• _Written problem_: Your answer should be only a number: how many lines include the word "values".

• _Entries_:
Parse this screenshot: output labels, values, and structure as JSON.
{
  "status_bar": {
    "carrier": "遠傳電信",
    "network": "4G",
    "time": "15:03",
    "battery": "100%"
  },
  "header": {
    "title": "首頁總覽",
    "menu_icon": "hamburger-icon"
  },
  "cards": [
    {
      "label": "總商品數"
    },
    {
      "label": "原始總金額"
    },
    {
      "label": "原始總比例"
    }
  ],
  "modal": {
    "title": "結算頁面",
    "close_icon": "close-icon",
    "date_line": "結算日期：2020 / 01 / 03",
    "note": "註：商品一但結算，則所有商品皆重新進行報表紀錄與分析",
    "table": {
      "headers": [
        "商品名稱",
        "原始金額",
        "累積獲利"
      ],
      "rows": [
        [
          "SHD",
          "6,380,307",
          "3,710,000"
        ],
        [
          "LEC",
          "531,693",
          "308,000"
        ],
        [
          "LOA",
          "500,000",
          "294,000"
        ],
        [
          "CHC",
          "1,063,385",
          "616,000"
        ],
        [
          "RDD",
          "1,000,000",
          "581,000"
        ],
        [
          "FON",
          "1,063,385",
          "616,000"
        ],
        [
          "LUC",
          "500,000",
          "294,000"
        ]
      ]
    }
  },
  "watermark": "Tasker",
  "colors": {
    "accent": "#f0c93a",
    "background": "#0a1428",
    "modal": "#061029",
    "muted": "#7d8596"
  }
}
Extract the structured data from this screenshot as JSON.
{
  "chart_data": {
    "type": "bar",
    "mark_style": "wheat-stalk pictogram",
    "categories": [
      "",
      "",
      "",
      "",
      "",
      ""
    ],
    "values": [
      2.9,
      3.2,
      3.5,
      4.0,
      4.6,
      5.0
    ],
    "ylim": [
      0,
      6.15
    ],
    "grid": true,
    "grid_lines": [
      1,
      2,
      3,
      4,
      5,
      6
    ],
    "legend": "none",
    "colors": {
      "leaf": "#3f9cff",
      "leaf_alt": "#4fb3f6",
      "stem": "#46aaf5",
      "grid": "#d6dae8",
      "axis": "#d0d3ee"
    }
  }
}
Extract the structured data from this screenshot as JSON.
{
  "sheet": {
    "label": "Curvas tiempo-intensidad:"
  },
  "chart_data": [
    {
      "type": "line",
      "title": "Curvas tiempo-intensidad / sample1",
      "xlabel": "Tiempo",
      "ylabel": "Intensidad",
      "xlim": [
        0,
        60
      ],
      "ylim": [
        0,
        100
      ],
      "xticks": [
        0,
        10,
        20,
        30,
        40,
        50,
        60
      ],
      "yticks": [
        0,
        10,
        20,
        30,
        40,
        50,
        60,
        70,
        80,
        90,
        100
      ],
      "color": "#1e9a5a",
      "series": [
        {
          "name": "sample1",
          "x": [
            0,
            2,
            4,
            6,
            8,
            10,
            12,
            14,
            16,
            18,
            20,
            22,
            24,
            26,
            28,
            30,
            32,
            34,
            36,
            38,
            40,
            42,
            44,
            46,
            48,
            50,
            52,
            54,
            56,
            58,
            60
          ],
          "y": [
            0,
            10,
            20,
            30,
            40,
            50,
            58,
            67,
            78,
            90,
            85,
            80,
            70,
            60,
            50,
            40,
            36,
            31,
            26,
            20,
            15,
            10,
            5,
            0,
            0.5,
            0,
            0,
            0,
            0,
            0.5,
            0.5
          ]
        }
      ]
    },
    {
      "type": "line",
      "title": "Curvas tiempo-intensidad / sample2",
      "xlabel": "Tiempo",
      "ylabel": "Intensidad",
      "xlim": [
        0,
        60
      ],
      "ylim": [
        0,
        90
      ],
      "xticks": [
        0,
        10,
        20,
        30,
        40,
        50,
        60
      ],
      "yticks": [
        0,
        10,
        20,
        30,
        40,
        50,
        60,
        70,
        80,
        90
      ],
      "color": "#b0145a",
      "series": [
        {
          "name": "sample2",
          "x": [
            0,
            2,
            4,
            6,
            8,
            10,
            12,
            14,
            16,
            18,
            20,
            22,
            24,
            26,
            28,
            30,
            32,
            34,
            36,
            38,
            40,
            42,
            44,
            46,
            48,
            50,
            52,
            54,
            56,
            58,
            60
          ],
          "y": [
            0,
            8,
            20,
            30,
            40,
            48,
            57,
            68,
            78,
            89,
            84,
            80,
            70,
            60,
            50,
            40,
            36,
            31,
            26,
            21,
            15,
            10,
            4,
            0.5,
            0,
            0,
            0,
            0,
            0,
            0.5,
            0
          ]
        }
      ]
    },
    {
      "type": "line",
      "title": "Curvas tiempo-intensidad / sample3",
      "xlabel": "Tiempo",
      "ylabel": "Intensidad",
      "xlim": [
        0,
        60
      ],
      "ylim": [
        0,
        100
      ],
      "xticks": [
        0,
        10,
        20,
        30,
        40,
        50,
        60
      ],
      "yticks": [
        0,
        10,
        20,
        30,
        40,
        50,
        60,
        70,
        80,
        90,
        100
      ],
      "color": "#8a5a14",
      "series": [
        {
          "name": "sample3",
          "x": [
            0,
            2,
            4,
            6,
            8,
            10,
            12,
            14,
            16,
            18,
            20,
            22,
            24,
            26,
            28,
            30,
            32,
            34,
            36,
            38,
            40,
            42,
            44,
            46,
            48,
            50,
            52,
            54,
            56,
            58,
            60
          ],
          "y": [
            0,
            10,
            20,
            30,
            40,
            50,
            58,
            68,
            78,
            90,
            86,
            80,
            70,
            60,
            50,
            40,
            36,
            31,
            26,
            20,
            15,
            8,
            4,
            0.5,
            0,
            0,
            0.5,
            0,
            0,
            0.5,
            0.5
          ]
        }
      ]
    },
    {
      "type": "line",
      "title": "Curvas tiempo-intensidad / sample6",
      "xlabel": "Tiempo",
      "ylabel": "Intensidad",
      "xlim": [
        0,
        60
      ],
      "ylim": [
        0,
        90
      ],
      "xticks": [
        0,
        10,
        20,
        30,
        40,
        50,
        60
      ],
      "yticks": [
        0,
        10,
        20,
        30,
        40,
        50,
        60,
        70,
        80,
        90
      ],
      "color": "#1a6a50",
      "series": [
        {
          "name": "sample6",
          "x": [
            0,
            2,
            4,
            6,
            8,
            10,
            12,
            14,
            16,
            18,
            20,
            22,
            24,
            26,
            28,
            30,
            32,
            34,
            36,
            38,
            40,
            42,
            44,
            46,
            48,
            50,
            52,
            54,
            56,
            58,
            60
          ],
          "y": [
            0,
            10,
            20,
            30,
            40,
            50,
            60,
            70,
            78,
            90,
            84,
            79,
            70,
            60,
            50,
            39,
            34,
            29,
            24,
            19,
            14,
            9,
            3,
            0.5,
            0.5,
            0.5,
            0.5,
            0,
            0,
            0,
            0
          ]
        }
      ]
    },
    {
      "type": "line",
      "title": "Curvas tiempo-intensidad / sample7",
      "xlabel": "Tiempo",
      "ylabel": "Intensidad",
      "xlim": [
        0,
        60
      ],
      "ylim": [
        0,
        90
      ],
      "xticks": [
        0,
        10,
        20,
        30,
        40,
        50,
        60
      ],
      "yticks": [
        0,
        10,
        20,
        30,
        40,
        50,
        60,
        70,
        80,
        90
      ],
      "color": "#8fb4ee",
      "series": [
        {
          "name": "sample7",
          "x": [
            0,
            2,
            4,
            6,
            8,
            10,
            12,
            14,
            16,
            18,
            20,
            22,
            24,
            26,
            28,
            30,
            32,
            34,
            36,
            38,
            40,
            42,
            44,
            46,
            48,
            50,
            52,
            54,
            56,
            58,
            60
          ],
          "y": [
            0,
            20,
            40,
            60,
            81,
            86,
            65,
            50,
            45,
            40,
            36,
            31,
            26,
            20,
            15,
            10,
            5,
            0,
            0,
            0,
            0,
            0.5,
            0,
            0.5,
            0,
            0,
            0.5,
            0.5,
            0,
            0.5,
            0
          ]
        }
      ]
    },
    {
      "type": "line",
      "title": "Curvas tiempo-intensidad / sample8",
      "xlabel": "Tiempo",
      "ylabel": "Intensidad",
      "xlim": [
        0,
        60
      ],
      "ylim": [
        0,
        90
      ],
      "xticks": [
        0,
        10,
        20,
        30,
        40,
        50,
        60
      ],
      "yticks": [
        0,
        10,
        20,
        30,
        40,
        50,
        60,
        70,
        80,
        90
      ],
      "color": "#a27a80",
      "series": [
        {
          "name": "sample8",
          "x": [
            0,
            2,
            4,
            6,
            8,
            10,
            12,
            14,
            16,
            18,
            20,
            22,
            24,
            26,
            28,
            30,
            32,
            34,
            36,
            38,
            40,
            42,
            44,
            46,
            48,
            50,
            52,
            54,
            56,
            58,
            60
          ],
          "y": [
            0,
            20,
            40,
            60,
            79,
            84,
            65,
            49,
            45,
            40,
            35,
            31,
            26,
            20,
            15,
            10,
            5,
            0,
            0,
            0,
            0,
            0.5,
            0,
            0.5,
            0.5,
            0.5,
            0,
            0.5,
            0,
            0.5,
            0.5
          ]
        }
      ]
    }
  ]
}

• _Task response_: 2